Exercise — Check every line of the entries for "text", and copy the lines that hold it.
______
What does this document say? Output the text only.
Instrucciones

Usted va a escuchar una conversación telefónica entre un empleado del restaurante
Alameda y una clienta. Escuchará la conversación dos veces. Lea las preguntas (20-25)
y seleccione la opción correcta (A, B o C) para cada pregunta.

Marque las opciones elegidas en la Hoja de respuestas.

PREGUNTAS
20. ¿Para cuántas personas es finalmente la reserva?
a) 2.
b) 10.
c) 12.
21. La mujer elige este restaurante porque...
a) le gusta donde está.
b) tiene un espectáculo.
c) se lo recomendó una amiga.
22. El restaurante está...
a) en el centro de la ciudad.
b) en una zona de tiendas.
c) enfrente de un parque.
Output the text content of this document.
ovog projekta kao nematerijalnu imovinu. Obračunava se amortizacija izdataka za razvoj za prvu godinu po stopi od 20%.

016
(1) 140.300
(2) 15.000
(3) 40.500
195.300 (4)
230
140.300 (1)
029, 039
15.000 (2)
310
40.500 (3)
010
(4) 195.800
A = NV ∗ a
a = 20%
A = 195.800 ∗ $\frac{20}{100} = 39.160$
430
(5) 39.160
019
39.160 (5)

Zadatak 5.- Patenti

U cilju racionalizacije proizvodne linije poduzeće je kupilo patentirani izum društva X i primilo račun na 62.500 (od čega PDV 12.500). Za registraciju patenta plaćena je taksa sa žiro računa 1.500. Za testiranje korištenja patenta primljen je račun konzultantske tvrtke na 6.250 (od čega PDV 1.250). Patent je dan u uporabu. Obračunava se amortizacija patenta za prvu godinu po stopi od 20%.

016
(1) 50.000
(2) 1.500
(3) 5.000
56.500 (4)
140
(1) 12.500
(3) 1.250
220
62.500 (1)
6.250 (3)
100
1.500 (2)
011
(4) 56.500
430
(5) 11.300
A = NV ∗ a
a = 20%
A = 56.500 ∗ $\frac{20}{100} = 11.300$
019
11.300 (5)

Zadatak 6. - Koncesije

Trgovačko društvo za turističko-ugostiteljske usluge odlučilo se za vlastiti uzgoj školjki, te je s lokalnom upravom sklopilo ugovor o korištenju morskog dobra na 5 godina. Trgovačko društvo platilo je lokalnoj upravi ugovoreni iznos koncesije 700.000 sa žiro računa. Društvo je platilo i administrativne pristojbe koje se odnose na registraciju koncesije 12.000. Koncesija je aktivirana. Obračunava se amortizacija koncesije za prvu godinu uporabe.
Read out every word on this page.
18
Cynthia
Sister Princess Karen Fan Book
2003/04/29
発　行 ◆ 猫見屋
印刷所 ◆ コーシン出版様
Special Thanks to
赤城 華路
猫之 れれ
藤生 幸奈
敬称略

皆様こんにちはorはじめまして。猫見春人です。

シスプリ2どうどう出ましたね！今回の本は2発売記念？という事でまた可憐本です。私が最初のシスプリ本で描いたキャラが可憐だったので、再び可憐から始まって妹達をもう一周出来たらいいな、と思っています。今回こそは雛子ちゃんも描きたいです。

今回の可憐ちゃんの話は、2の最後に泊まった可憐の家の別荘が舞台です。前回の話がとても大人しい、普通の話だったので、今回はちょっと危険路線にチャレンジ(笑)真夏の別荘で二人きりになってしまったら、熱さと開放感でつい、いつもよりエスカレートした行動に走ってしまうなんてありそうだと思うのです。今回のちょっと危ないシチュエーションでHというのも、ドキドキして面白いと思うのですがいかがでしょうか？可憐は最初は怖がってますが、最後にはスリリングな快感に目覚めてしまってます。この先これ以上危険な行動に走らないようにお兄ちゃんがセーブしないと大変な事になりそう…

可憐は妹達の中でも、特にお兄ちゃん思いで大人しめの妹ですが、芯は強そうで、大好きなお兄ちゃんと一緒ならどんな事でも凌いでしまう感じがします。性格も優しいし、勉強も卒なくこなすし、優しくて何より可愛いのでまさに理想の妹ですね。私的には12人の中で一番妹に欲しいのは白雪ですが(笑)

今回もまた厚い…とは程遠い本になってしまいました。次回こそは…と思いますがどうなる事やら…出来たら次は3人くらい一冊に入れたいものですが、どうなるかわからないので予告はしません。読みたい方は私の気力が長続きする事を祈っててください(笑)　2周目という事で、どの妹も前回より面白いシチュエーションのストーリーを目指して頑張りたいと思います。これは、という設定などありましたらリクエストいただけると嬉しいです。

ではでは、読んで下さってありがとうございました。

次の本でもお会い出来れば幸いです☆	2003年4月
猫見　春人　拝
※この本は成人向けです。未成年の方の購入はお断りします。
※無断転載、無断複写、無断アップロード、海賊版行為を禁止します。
______
Expected answer —
What does this document say? Output the text only.
Output the text content of this document.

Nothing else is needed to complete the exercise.